EXERCISE DIRECTIONS:
Copy the data exactly; pictures stay out of the copy.
====== ENTRIES SUPPLIED ======
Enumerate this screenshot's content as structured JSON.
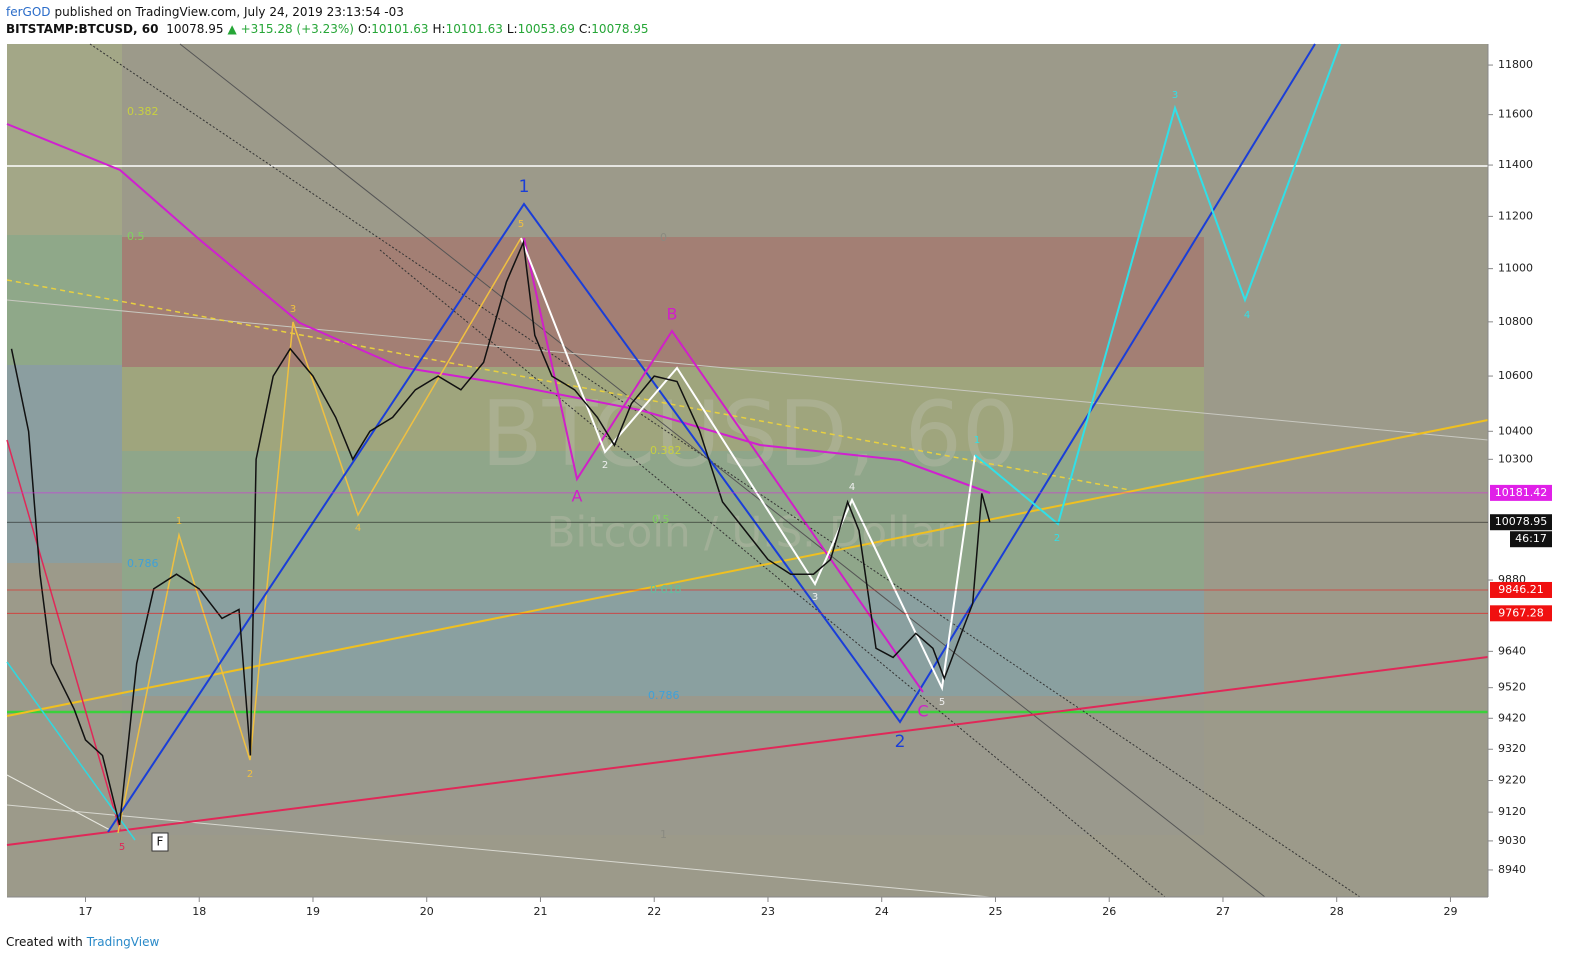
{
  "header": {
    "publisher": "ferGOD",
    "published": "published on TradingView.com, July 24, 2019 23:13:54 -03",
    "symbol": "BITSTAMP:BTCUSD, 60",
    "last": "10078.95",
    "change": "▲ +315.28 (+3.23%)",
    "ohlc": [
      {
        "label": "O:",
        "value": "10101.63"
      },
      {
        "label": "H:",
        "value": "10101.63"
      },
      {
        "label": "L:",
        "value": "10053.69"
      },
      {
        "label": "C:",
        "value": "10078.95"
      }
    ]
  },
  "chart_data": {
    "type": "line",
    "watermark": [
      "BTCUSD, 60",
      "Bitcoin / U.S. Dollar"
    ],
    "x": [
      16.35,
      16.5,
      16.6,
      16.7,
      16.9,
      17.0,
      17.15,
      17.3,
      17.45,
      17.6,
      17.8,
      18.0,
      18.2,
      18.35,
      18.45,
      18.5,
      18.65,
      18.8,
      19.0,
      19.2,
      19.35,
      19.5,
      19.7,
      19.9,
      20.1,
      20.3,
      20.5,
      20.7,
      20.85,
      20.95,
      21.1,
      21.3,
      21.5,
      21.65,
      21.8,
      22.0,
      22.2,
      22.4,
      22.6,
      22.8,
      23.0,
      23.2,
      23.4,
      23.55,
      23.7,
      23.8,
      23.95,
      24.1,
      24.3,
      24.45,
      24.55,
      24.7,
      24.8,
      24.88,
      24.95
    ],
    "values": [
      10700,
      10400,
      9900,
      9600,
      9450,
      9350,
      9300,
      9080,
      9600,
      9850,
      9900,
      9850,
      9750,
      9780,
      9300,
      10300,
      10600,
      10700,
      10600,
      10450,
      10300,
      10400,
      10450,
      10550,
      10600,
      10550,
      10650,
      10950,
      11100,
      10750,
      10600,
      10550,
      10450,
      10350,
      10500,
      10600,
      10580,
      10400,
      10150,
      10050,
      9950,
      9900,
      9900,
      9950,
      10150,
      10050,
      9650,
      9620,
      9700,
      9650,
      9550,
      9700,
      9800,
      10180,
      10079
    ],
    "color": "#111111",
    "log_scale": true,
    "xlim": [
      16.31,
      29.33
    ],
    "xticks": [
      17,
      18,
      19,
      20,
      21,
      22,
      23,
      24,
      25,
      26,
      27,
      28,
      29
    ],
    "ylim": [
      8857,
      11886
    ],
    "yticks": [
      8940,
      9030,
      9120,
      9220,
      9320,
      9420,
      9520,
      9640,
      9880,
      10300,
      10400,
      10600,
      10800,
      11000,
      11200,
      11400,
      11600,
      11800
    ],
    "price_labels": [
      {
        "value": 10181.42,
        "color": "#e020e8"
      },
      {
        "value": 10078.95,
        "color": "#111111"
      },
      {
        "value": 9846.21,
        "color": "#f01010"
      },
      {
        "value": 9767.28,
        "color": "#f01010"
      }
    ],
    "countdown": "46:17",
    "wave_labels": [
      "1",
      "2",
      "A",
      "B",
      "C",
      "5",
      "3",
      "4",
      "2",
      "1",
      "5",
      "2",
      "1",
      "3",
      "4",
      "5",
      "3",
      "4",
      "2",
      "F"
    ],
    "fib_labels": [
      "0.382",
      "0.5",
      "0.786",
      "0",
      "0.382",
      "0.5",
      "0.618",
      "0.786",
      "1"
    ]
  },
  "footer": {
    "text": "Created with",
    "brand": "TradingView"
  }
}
======
THE RESULT:
Enumerate this screenshot's content as structured JSON.
{
  "header": {
    "publisher": "ferGOD",
    "published": "published on TradingView.com, July 24, 2019 23:13:54 -03",
    "symbol": "BITSTAMP:BTCUSD, 60",
    "last": "10078.95",
    "change": "▲ +315.28 (+3.23%)",
    "ohlc": [
      {
        "label": "O:",
        "value": "10101.63"
      },
      {
        "label": "H:",
        "value": "10101.63"
      },
      {
        "label": "L:",
        "value": "10053.69"
      },
      {
        "label": "C:",
        "value": "10078.95"
      }
    ]
  },
  "chart_data": {
    "type": "line",
    "watermark": [
      "BTCUSD, 60",
      "Bitcoin / U.S. Dollar"
    ],
    "x": [
      16.35,
      16.5,
      16.6,
      16.7,
      16.9,
      17.0,
      17.15,
      17.3,
      17.45,
      17.6,
      17.8,
      18.0,
      18.2,
      18.35,
      18.45,
      18.5,
      18.65,
      18.8,
      19.0,
      19.2,
      19.35,
      19.5,
      19.7,
      19.9,
      20.1,
      20.3,
      20.5,
      20.7,
      20.85,
      20.95,
      21.1,
      21.3,
      21.5,
      21.65,
      21.8,
      22.0,
      22.2,
      22.4,
      22.6,
      22.8,
      23.0,
      23.2,
      23.4,
      23.55,
      23.7,
      23.8,
      23.95,
      24.1,
      24.3,
      24.45,
      24.55,
      24.7,
      24.8,
      24.88,
      24.95
    ],
    "values": [
      10700,
      10400,
      9900,
      9600,
      9450,
      9350,
      9300,
      9080,
      9600,
      9850,
      9900,
      9850,
      9750,
      9780,
      9300,
      10300,
      10600,
      10700,
      10600,
      10450,
      10300,
      10400,
      10450,
      10550,
      10600,
      10550,
      10650,
      10950,
      11100,
      10750,
      10600,
      10550,
      10450,
      10350,
      10500,
      10600,
      10580,
      10400,
      10150,
      10050,
      9950,
      9900,
      9900,
      9950,
      10150,
      10050,
      9650,
      9620,
      9700,
      9650,
      9550,
      9700,
      9800,
      10180,
      10079
    ],
    "color": "#111111",
    "log_scale": true,
    "xlim": [
      16.31,
      29.33
    ],
    "xticks": [
      17,
      18,
      19,
      20,
      21,
      22,
      23,
      24,
      25,
      26,
      27,
      28,
      29
    ],
    "ylim": [
      8857,
      11886
    ],
    "yticks": [
      8940,
      9030,
      9120,
      9220,
      9320,
      9420,
      9520,
      9640,
      9880,
      10300,
      10400,
      10600,
      10800,
      11000,
      11200,
      11400,
      11600,
      11800
    ],
    "price_labels": [
      {
        "value": 10181.42,
        "color": "#e020e8"
      },
      {
        "value": 10078.95,
        "color": "#111111"
      },
      {
        "value": 9846.21,
        "color": "#f01010"
      },
      {
        "value": 9767.28,
        "color": "#f01010"
      }
    ],
    "countdown": "46:17",
    "wave_labels": [
      "1",
      "2",
      "A",
      "B",
      "C",
      "5",
      "3",
      "4",
      "2",
      "1",
      "5",
      "2",
      "1",
      "3",
      "4",
      "5",
      "3",
      "4",
      "2",
      "F"
    ],
    "fib_labels": [
      "0.382",
      "0.5",
      "0.786",
      "0",
      "0.382",
      "0.5",
      "0.618",
      "0.786",
      "1"
    ]
  },
  "footer": {
    "text": "Created with",
    "brand": "TradingView"
  }
}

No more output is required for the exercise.